__WHAT IS ASKED__
Gather from the material every line that contains the string "Федерального".

(Collected data entries)
"""
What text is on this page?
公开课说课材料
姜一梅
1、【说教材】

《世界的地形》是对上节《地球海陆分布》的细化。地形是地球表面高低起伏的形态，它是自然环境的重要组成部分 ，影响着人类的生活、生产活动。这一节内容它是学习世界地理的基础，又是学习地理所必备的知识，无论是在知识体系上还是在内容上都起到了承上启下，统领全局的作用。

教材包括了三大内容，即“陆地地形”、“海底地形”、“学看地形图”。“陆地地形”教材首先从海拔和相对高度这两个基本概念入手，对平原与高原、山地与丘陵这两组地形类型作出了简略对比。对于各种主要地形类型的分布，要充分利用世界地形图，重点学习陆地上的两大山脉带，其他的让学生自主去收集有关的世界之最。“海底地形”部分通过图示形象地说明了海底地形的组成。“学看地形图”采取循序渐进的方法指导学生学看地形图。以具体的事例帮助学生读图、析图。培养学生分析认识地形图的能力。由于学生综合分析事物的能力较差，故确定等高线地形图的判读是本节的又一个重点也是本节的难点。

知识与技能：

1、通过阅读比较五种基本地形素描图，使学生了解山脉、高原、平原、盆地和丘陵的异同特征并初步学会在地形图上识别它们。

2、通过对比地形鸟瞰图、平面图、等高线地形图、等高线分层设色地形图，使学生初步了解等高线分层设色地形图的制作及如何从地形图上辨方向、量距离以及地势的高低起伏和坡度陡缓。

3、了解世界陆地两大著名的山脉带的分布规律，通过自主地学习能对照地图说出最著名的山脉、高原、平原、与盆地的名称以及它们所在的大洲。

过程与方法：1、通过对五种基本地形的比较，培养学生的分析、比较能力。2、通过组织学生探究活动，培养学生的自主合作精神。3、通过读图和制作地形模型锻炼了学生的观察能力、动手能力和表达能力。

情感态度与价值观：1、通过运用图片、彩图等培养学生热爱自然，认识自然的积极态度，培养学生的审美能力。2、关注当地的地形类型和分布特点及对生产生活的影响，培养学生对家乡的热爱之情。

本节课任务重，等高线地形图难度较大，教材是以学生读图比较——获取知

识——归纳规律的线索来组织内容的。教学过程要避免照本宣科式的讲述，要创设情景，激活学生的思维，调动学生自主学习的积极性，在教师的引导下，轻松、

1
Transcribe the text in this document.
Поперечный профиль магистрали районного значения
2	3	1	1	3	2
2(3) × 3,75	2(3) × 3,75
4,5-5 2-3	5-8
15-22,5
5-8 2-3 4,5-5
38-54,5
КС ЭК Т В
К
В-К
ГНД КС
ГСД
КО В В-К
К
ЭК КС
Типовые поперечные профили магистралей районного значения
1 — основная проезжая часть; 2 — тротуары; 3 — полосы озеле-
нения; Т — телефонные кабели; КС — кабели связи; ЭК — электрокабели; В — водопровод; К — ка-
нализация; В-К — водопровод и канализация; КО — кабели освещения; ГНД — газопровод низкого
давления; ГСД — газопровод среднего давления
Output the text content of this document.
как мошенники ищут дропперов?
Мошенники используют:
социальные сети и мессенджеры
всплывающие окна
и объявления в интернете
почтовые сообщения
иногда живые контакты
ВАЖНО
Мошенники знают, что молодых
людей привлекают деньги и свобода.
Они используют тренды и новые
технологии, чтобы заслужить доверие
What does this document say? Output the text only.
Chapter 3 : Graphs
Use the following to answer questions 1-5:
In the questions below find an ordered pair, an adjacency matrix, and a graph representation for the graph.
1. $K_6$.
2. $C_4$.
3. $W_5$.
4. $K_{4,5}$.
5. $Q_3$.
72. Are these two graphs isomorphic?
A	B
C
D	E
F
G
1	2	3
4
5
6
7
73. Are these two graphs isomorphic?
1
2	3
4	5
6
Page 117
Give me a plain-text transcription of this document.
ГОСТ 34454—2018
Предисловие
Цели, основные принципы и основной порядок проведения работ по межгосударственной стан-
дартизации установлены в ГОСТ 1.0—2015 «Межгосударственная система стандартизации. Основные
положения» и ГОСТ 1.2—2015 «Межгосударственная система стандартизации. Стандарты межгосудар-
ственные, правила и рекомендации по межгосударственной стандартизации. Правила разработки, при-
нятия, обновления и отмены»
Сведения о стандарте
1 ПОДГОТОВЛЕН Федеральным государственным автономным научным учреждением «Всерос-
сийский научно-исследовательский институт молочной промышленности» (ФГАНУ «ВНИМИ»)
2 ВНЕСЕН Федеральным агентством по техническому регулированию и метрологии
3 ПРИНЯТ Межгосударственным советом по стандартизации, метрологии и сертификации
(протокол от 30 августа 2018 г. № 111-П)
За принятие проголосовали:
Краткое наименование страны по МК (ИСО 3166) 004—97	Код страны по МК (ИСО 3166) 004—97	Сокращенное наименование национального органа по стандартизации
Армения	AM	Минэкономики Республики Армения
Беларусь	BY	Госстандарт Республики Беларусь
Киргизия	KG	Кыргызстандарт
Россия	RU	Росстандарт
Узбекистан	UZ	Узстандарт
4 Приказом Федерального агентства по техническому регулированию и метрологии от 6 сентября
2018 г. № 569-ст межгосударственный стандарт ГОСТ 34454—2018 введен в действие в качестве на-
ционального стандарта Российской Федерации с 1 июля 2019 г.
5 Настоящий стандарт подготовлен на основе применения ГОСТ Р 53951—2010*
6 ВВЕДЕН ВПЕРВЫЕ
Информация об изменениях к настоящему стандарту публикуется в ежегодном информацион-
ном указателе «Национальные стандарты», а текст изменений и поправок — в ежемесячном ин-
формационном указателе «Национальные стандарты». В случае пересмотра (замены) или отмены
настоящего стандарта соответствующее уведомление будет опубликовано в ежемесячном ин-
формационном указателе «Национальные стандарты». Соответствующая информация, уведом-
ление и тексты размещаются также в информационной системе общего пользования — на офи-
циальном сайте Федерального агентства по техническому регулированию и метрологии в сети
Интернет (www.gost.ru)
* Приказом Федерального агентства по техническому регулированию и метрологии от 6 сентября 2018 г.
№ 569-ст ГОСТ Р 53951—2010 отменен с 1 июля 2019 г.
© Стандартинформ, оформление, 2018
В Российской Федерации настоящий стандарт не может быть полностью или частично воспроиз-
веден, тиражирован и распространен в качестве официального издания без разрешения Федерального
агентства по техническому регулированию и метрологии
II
"""
__ANSWER TO THIS TASK__
4 Приказом Федерального агентства по техническому регулированию и метрологии от 6 сентября
циальном сайте Федерального агентства по техническому регулированию и метрологии в сети
* Приказом Федерального агентства по техническому регулированию и метрологии от 6 сентября 2018 г.
веден, тиражирован и распространен в качестве официального издания без разрешения Федерального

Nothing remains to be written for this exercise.